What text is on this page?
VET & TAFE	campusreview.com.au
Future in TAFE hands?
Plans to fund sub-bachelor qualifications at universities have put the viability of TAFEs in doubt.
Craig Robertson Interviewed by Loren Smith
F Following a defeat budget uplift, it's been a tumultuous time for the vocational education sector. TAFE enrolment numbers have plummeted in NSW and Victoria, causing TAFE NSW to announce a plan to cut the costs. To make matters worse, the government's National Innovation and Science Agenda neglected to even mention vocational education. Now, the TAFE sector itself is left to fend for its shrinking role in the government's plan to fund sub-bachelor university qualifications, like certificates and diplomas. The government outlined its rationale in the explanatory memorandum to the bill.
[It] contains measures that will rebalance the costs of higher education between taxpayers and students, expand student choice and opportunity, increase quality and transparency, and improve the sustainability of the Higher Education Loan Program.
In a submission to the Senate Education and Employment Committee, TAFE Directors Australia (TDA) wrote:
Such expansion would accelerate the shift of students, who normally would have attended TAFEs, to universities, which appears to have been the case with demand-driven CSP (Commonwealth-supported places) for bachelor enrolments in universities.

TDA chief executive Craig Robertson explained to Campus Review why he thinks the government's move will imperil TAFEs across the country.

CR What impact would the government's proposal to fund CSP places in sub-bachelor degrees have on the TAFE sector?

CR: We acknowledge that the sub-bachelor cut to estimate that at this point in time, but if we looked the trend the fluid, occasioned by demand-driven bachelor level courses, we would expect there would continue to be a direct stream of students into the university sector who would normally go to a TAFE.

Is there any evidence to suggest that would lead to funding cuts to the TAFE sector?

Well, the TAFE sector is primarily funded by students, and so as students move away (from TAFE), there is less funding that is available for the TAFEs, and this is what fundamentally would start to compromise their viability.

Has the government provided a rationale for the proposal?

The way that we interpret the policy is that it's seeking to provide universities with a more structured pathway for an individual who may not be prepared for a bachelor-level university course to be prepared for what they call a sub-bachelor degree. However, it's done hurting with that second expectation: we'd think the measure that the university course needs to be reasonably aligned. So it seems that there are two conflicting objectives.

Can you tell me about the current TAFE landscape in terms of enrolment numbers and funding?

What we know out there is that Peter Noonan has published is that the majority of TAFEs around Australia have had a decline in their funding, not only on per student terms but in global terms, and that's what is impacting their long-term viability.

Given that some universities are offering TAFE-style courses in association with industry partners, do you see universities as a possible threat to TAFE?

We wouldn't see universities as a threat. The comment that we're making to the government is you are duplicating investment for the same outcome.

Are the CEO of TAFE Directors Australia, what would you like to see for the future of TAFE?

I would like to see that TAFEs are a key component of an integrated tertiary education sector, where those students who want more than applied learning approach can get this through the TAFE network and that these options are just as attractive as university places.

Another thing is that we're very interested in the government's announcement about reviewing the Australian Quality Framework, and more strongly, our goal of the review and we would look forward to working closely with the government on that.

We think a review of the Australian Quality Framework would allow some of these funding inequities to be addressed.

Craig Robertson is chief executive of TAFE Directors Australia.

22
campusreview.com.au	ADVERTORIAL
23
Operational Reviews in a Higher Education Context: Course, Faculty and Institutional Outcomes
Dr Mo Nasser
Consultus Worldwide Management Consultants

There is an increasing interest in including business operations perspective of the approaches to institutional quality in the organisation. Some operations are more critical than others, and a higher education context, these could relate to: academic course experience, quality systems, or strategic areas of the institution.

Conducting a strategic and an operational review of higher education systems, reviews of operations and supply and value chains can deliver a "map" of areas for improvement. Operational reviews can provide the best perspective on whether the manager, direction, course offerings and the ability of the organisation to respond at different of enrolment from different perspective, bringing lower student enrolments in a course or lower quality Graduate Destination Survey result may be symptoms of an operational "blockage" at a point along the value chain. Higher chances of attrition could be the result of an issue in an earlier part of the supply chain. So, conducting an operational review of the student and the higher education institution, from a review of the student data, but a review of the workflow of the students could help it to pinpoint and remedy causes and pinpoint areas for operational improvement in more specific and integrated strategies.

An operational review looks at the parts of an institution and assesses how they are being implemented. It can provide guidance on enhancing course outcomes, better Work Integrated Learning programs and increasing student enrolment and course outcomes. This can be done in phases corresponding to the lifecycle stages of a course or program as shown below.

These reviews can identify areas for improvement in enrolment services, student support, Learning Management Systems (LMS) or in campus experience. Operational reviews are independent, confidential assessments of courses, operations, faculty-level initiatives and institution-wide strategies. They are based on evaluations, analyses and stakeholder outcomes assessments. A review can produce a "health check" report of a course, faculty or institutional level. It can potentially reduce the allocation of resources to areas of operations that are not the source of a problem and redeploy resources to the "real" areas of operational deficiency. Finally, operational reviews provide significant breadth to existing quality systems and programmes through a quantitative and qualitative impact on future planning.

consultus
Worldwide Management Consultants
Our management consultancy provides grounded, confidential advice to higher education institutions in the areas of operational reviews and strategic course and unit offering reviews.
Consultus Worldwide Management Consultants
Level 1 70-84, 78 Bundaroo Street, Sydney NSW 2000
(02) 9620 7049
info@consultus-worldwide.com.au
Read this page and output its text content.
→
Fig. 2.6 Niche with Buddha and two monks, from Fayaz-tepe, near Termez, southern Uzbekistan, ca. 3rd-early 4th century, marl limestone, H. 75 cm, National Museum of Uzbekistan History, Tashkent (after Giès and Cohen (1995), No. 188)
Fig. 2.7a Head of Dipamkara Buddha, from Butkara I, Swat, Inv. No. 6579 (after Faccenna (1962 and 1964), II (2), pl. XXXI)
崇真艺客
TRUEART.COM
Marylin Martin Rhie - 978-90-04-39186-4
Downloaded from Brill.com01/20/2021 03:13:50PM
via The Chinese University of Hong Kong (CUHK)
****
__DESCRIPTION OF THE TASK__. Give the lines exactly as they stand, from the line with "Read this page and output its text content." through the end of the material.

__EXERCISE OUTPUT__.
Read this page and output its text content.
→
Fig. 2.6 Niche with Buddha and two monks, from Fayaz-tepe, near Termez, southern Uzbekistan, ca. 3rd-early 4th century, marl limestone, H. 75 cm, National Museum of Uzbekistan History, Tashkent (after Giès and Cohen (1995), No. 188)
Fig. 2.7a Head of Dipamkara Buddha, from Butkara I, Swat, Inv. No. 6579 (after Faccenna (1962 and 1964), II (2), pl. XXXI)
崇真艺客
TRUEART.COM
Marylin Martin Rhie - 978-90-04-39186-4
Downloaded from Brill.com01/20/2021 03:13:50PM
via The Chinese University of Hong Kong (CUHK)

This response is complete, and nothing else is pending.